** WHAT YOU WILL DO **
Find each line holding "Дивизии" and copy it out.

** EXERCISE INPUTS **
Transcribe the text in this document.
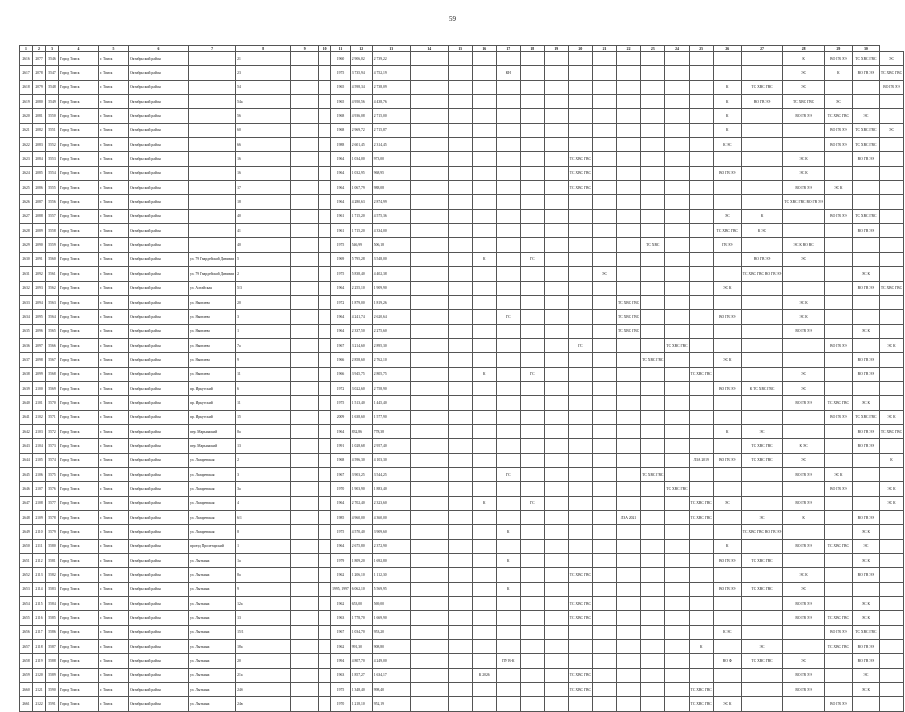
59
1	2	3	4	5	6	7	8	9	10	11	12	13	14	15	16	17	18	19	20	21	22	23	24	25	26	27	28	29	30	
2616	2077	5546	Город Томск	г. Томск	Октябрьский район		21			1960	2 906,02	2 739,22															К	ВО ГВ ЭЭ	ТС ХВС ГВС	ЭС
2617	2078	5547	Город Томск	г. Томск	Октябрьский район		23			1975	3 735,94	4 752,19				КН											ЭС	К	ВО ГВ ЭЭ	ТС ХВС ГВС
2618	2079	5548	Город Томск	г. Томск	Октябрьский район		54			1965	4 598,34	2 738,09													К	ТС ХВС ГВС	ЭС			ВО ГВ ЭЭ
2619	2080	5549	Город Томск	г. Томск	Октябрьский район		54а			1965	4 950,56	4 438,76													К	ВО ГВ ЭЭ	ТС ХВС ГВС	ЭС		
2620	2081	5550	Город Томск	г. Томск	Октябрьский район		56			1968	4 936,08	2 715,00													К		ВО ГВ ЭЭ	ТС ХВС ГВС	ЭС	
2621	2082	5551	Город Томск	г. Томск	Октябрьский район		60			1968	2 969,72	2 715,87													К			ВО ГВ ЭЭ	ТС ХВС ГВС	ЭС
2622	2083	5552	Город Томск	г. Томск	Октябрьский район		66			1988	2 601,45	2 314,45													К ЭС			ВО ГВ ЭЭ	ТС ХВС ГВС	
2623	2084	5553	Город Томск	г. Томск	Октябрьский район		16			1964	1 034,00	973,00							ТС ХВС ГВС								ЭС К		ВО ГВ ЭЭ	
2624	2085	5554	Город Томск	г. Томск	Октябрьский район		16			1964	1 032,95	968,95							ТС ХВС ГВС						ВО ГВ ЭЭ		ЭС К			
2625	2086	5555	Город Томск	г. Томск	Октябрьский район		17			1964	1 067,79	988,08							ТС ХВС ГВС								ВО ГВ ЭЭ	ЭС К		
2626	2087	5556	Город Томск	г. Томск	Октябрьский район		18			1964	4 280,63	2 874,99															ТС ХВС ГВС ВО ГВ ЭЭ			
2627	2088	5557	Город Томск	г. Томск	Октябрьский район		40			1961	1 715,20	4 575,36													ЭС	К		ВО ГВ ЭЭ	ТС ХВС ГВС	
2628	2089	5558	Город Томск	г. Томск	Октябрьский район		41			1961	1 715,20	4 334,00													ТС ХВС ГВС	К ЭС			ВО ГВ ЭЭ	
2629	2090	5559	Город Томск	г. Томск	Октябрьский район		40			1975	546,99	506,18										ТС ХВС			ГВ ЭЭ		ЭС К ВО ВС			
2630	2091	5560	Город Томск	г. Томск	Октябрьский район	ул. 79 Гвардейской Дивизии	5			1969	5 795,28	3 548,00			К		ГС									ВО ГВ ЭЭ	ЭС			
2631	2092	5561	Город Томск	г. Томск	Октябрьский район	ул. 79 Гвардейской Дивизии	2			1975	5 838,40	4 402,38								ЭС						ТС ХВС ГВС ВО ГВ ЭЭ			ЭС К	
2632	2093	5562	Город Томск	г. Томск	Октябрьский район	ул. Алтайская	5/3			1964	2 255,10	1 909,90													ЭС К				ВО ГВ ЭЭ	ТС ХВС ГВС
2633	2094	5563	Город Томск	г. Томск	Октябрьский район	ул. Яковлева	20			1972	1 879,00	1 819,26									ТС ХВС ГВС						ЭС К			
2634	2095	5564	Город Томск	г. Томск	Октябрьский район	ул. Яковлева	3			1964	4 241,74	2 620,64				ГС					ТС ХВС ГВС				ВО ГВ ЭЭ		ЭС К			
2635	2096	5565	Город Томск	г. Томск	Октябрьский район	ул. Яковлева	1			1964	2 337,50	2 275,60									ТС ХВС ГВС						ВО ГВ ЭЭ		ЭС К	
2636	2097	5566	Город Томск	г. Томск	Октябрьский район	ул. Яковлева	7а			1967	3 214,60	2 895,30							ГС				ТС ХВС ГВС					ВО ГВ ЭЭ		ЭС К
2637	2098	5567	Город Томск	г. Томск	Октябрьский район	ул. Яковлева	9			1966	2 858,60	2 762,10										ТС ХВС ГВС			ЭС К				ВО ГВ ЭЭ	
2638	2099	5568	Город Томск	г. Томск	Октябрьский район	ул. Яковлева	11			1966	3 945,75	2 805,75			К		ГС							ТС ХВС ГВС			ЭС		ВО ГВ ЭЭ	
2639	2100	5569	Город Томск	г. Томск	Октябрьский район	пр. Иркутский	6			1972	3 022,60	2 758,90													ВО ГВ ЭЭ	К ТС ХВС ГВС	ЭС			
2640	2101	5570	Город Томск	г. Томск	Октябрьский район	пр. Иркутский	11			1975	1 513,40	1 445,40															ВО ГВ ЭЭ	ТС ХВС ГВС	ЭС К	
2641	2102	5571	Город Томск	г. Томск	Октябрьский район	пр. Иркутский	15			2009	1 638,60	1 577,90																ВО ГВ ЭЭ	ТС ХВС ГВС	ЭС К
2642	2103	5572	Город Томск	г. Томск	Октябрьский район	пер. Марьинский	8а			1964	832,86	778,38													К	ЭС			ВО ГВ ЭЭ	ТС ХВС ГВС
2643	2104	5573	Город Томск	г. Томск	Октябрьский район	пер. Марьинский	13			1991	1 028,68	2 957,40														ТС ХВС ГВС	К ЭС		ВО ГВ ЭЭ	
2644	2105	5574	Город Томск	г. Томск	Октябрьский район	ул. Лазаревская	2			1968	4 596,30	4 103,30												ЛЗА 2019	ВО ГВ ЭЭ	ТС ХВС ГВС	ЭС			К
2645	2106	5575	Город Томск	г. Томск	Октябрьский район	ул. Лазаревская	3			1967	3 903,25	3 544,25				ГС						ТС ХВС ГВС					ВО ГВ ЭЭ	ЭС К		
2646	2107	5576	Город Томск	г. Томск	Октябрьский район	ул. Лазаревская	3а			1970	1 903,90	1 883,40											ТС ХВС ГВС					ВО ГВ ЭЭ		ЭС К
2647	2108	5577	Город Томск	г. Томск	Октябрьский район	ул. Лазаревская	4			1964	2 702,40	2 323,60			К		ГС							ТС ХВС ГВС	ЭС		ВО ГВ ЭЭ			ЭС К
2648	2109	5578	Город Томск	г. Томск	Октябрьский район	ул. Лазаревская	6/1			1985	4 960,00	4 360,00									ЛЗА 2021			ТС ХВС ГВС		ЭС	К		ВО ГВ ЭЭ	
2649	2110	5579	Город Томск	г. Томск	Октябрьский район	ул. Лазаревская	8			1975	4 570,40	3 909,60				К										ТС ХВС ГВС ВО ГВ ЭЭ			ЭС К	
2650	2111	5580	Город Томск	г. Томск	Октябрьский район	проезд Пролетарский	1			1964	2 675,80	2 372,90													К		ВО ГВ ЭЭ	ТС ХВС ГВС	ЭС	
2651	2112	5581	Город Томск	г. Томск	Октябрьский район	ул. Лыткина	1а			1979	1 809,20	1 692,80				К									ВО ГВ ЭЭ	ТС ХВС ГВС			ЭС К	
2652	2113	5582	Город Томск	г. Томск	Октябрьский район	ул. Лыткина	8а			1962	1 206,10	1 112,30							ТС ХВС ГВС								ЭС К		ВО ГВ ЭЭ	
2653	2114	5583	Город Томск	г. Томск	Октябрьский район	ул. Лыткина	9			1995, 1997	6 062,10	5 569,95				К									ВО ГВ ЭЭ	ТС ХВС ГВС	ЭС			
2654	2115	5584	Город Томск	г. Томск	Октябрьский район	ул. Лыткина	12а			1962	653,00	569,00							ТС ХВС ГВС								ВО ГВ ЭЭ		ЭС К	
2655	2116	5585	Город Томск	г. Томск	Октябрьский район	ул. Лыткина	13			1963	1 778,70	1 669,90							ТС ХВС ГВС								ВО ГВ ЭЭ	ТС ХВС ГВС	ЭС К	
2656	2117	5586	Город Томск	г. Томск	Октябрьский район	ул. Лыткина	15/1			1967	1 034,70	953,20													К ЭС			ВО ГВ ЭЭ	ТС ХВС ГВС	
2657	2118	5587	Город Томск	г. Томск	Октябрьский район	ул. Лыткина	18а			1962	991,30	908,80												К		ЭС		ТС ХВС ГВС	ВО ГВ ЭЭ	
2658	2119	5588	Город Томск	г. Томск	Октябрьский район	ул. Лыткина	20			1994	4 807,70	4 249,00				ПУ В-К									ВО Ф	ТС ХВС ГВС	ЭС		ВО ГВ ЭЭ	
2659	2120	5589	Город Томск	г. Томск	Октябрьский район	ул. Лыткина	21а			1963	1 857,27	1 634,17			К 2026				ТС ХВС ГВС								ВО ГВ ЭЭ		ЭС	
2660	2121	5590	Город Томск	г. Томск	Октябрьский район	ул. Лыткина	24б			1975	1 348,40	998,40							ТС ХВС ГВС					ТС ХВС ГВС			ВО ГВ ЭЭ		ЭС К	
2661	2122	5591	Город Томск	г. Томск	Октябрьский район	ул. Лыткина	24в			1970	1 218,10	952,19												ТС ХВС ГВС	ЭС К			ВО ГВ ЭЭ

--

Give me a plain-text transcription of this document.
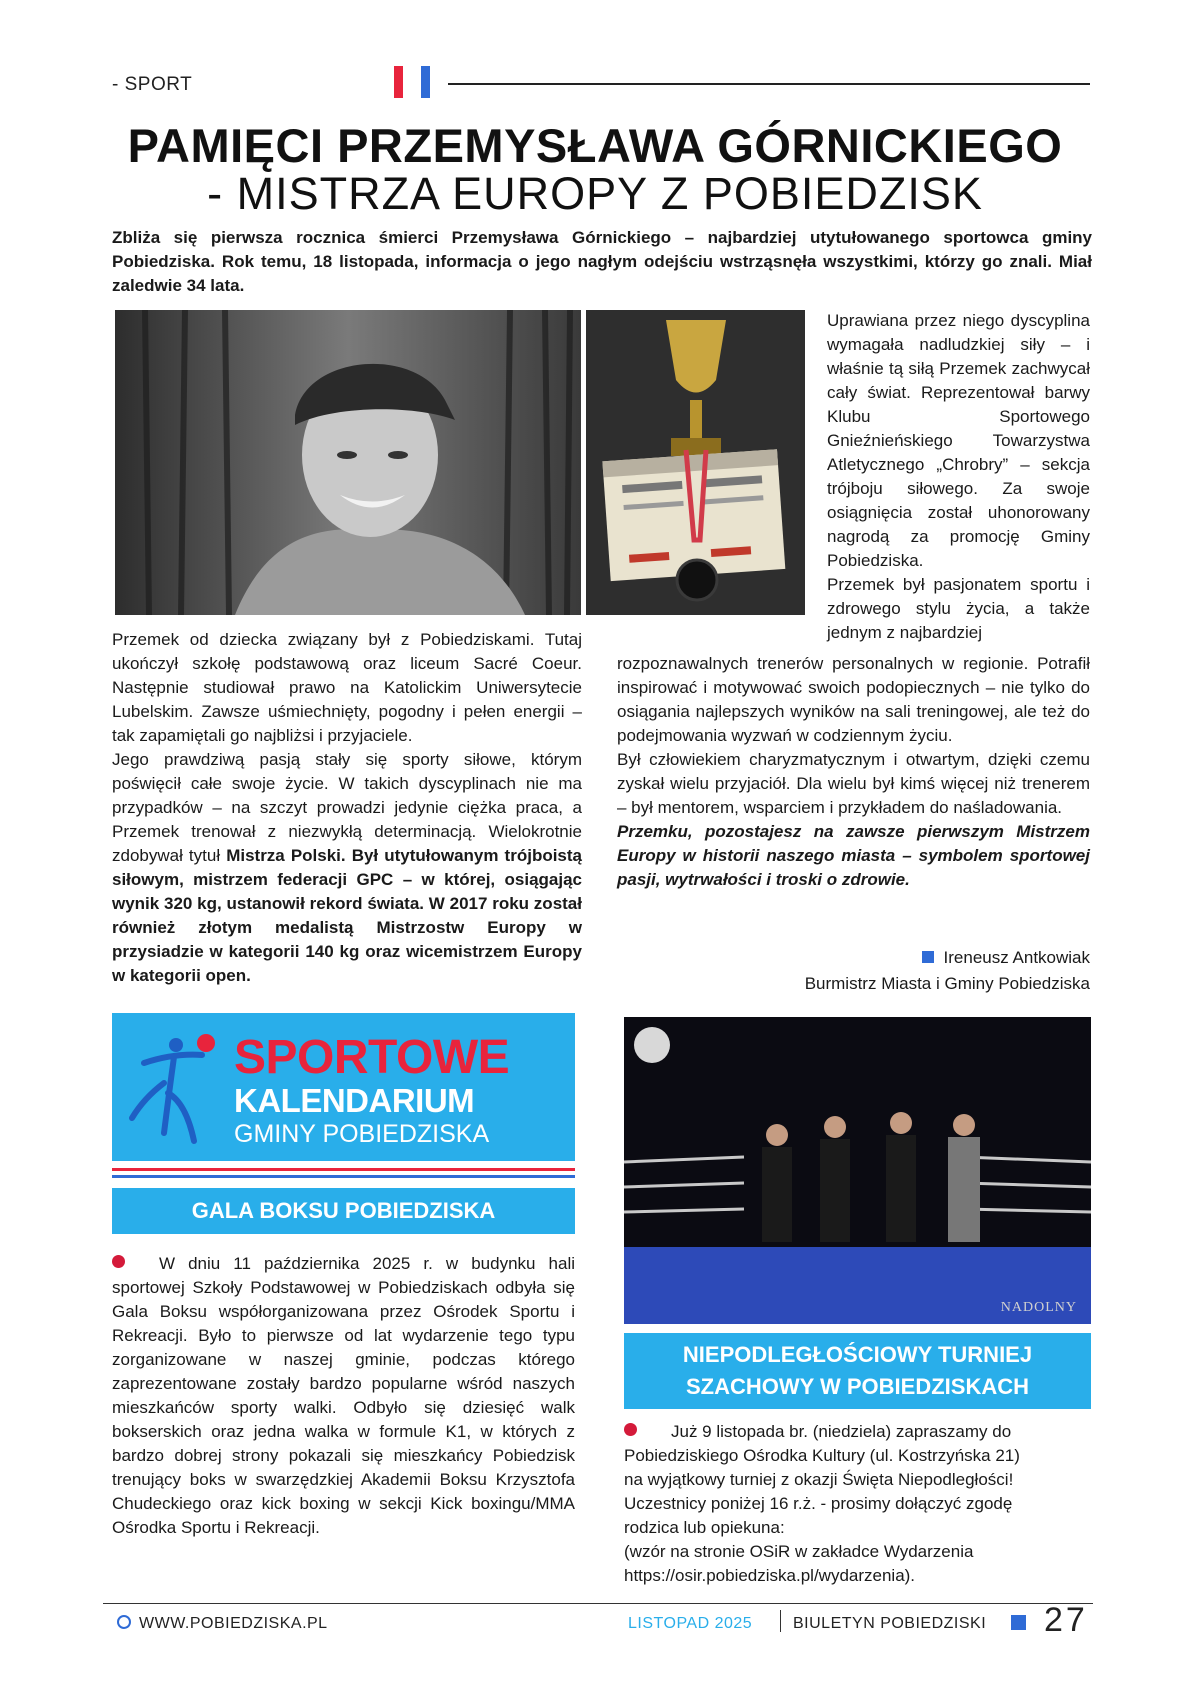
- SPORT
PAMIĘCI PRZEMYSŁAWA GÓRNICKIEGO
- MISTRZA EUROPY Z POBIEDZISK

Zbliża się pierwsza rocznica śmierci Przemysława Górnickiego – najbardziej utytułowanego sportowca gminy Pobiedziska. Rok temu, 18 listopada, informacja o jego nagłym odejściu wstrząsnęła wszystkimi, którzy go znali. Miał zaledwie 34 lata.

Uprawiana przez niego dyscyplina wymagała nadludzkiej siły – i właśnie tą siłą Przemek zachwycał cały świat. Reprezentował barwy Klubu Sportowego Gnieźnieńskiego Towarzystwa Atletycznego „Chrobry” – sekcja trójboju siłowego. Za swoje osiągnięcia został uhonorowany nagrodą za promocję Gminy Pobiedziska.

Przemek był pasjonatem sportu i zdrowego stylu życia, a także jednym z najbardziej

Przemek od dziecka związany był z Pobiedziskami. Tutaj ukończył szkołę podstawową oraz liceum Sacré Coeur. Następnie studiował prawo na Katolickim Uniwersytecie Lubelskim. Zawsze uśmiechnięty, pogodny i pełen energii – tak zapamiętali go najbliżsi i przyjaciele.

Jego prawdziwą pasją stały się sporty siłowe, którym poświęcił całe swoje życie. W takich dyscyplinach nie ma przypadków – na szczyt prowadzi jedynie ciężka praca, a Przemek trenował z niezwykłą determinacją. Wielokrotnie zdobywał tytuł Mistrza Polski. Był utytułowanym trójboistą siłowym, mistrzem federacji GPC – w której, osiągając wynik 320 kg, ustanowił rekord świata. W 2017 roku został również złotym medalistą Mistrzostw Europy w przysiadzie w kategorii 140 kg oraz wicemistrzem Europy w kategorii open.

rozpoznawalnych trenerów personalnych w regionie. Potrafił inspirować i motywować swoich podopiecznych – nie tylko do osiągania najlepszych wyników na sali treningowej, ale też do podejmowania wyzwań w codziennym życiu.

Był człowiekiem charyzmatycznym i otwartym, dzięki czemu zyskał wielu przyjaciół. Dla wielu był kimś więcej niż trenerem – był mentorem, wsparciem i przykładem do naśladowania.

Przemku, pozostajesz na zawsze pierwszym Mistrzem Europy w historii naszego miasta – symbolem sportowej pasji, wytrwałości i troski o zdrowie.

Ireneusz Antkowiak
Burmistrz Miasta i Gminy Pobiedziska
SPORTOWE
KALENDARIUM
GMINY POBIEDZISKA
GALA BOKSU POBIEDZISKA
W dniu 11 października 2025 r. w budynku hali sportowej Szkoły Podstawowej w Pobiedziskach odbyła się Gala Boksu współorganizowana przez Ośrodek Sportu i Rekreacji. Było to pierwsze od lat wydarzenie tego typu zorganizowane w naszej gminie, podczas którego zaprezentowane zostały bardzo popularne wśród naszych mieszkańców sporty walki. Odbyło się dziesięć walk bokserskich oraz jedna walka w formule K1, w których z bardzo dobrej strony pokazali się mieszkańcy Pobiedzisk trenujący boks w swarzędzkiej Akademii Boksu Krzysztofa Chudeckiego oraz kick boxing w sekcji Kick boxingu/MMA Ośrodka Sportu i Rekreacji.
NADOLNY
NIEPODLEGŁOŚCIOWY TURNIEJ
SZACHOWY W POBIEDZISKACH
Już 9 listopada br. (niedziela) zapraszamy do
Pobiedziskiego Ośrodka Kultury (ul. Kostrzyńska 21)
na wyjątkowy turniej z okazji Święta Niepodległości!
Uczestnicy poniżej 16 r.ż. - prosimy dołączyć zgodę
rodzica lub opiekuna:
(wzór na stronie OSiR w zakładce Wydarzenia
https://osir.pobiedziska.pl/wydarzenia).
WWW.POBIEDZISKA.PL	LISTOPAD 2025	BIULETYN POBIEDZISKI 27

** FINISHED TASK **
2630	2091	5560	Город Томск	г. Томск	Октябрьский район	ул. 79 Гвардейской Дивизии	5			1969	5 795,28	3 548,00			К		ГС									ВО ГВ ЭЭ	ЭС			
2631	2092	5561	Город Томск	г. Томск	Октябрьский район	ул. 79 Гвардейской Дивизии	2			1975	5 838,40	4 402,38								ЭС						ТС ХВС ГВС ВО ГВ ЭЭ			ЭС К	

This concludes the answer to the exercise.